[START EXERCISE MATERIALS]

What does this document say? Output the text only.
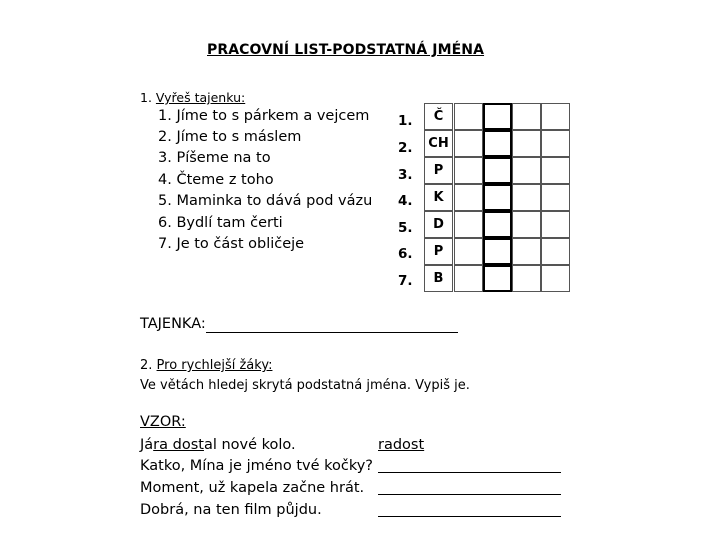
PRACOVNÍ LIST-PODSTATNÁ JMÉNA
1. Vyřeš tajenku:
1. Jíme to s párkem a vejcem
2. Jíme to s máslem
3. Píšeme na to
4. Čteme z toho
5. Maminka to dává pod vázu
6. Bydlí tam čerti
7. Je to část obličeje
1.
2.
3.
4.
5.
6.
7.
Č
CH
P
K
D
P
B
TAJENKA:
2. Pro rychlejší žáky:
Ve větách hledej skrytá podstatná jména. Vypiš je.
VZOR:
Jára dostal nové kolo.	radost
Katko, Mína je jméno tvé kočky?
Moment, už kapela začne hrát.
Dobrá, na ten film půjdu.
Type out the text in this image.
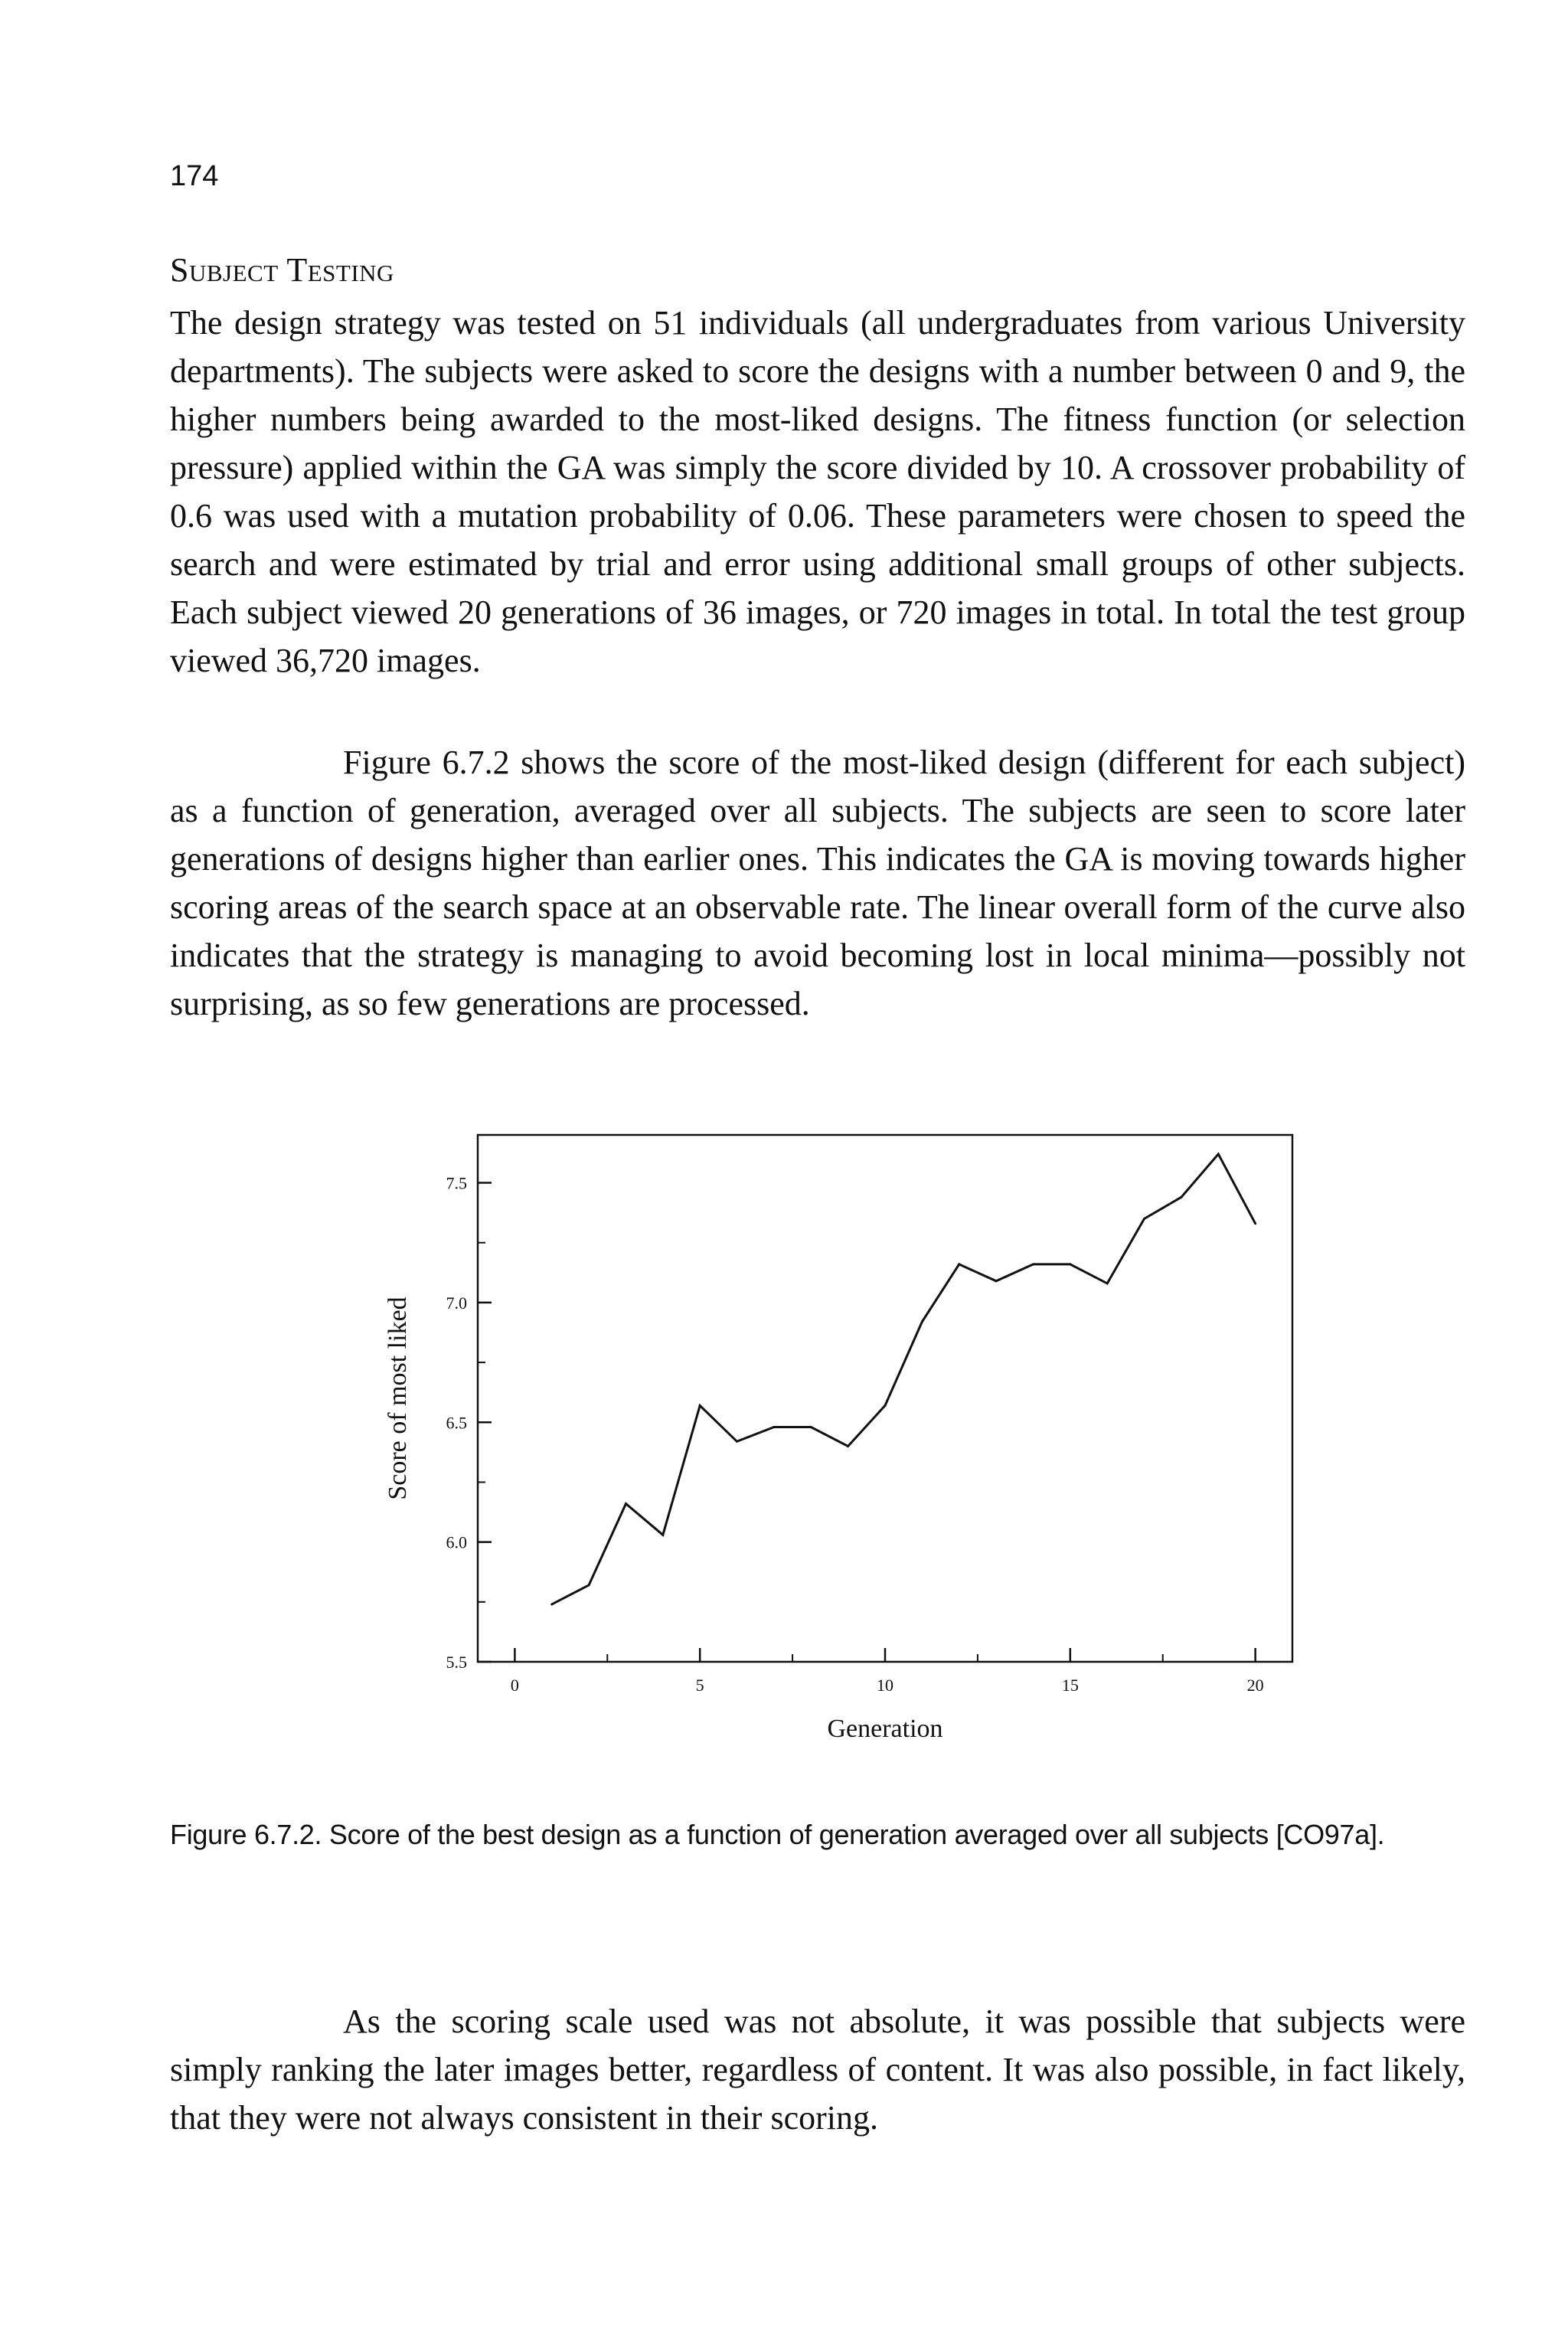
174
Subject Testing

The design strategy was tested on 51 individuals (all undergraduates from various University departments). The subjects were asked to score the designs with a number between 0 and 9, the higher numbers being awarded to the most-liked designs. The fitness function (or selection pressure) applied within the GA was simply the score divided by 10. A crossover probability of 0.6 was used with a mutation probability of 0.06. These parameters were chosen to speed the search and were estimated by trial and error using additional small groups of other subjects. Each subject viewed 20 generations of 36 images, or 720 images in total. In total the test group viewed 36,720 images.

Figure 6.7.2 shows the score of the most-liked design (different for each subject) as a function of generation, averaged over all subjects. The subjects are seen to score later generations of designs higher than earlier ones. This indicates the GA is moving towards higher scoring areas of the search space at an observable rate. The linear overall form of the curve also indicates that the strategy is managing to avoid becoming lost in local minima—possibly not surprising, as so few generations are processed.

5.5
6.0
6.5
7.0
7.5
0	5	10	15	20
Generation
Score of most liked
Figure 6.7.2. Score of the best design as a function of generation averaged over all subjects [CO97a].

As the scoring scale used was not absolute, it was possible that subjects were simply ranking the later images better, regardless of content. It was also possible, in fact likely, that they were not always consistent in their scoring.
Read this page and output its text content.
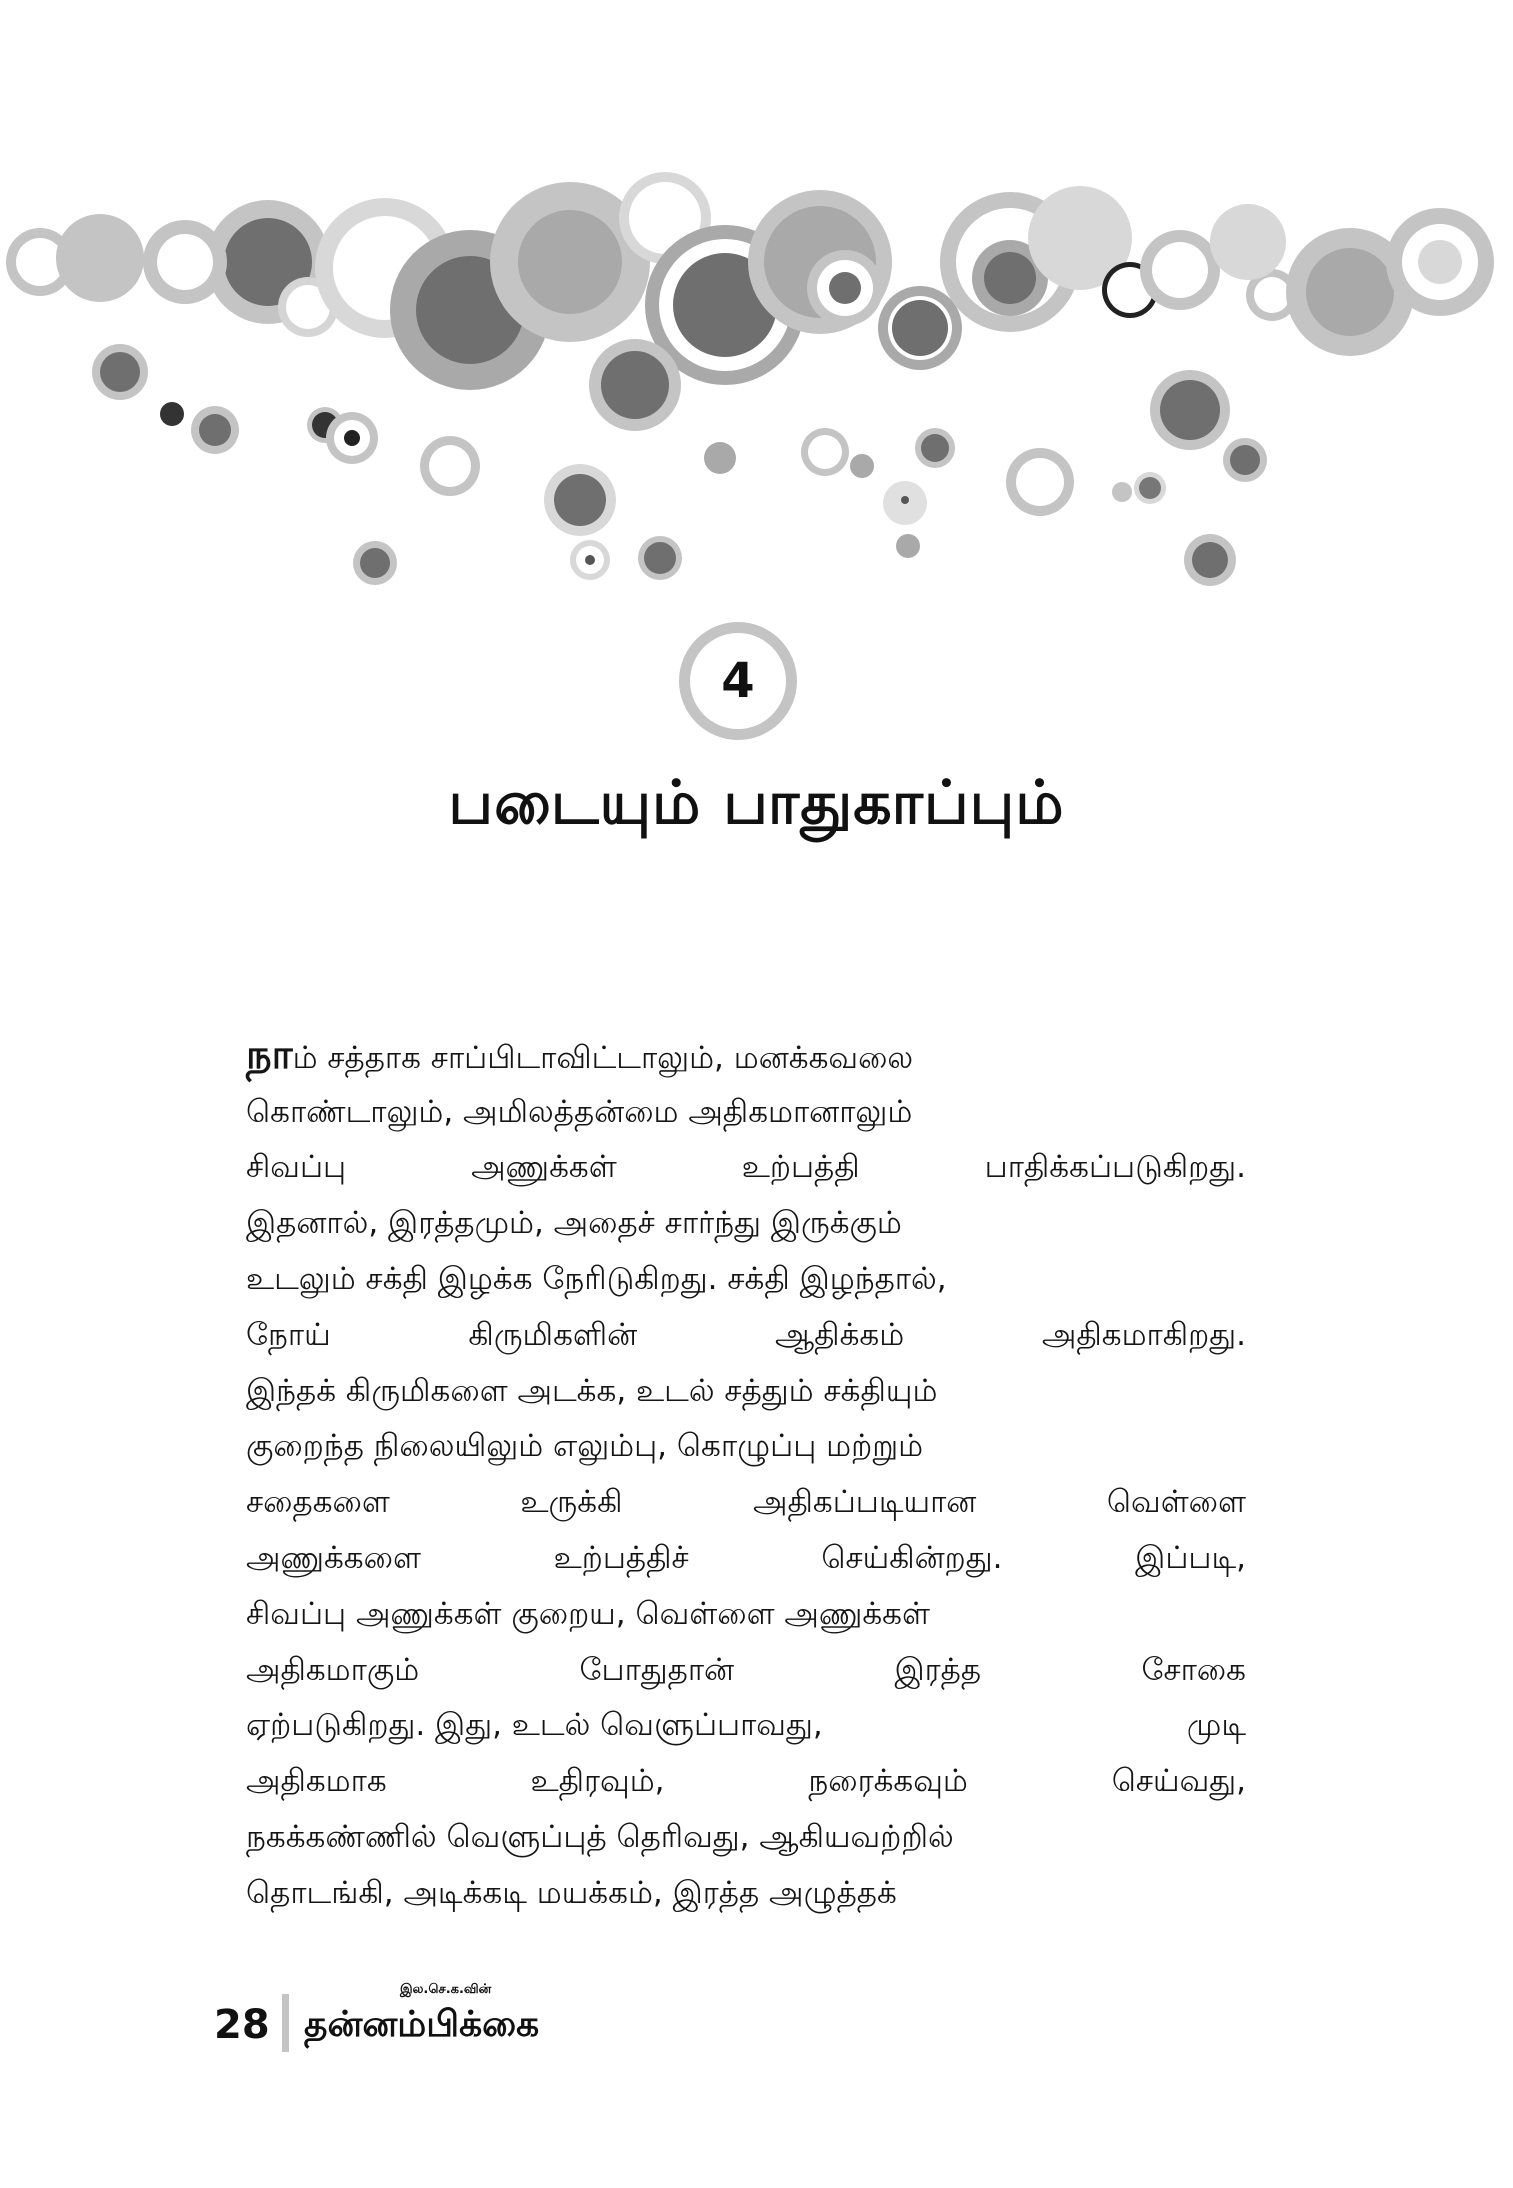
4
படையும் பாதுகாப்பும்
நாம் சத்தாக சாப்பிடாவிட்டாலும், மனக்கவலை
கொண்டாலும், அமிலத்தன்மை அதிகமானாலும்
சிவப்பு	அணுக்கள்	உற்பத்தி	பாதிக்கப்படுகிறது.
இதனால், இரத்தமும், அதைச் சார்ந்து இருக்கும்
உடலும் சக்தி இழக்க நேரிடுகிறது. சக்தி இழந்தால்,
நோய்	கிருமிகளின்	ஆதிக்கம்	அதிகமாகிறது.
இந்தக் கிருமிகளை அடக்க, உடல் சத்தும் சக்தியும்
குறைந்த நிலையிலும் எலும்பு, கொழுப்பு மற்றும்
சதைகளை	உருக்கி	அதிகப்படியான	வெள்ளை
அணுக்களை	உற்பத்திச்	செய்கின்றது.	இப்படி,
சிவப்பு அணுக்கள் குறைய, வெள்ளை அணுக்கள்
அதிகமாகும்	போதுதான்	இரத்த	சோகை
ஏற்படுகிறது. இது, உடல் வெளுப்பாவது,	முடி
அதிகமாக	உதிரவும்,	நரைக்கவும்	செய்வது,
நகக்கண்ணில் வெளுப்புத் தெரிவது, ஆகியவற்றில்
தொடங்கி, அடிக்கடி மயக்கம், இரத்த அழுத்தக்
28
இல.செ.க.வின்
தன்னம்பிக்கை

[END EXERCISE MATERIALS]

## WORK TO BE COMPLETED
Write the records out once more, exactly as they appear, with no pictures.

## COMPLETE OUTPUT
What does this document say? Output the text only.
PRACOVNÍ LIST-PODSTATNÁ JMÉNA
1. Vyřeš tajenku:
1. Jíme to s párkem a vejcem
2. Jíme to s máslem
3. Píšeme na to
4. Čteme z toho
5. Maminka to dává pod vázu
6. Bydlí tam čerti
7. Je to část obličeje
1.
2.
3.
4.
5.
6.
7.
Č
CH
P
K
D
P
B
TAJENKA:
2. Pro rychlejší žáky:
Ve větách hledej skrytá podstatná jména. Vypiš je.
VZOR:
Jára dostal nové kolo.	radost
Katko, Mína je jméno tvé kočky?
Moment, už kapela začne hrát.
Dobrá, na ten film půjdu.
Type out the text in this image.
174
Subject Testing

The design strategy was tested on 51 individuals (all undergraduates from various University departments). The subjects were asked to score the designs with a number between 0 and 9, the higher numbers being awarded to the most-liked designs. The fitness function (or selection pressure) applied within the GA was simply the score divided by 10. A crossover probability of 0.6 was used with a mutation probability of 0.06. These parameters were chosen to speed the search and were estimated by trial and error using additional small groups of other subjects. Each subject viewed 20 generations of 36 images, or 720 images in total. In total the test group viewed 36,720 images.

Figure 6.7.2 shows the score of the most-liked design (different for each subject) as a function of generation, averaged over all subjects. The subjects are seen to score later generations of designs higher than earlier ones. This indicates the GA is moving towards higher scoring areas of the search space at an observable rate. The linear overall form of the curve also indicates that the strategy is managing to avoid becoming lost in local minima—possibly not surprising, as so few generations are processed.

5.5
6.0
6.5
7.0
7.5
0	5	10	15	20
Generation
Score of most liked
Figure 6.7.2. Score of the best design as a function of generation averaged over all subjects [CO97a].

As the scoring scale used was not absolute, it was possible that subjects were simply ranking the later images better, regardless of content. It was also possible, in fact likely, that they were not always consistent in their scoring.
Read this page and output its text content.
4
படையும் பாதுகாப்பும்
நாம் சத்தாக சாப்பிடாவிட்டாலும், மனக்கவலை
கொண்டாலும், அமிலத்தன்மை அதிகமானாலும்
சிவப்பு	அணுக்கள்	உற்பத்தி	பாதிக்கப்படுகிறது.
இதனால், இரத்தமும், அதைச் சார்ந்து இருக்கும்
உடலும் சக்தி இழக்க நேரிடுகிறது. சக்தி இழந்தால்,
நோய்	கிருமிகளின்	ஆதிக்கம்	அதிகமாகிறது.
இந்தக் கிருமிகளை அடக்க, உடல் சத்தும் சக்தியும்
குறைந்த நிலையிலும் எலும்பு, கொழுப்பு மற்றும்
சதைகளை	உருக்கி	அதிகப்படியான	வெள்ளை
அணுக்களை	உற்பத்திச்	செய்கின்றது.	இப்படி,
சிவப்பு அணுக்கள் குறைய, வெள்ளை அணுக்கள்
அதிகமாகும்	போதுதான்	இரத்த	சோகை
ஏற்படுகிறது. இது, உடல் வெளுப்பாவது,	முடி
அதிகமாக	உதிரவும்,	நரைக்கவும்	செய்வது,
நகக்கண்ணில் வெளுப்புத் தெரிவது, ஆகியவற்றில்
தொடங்கி, அடிக்கடி மயக்கம், இரத்த அழுத்தக்
28
இல.செ.க.வின்
தன்னம்பிக்கை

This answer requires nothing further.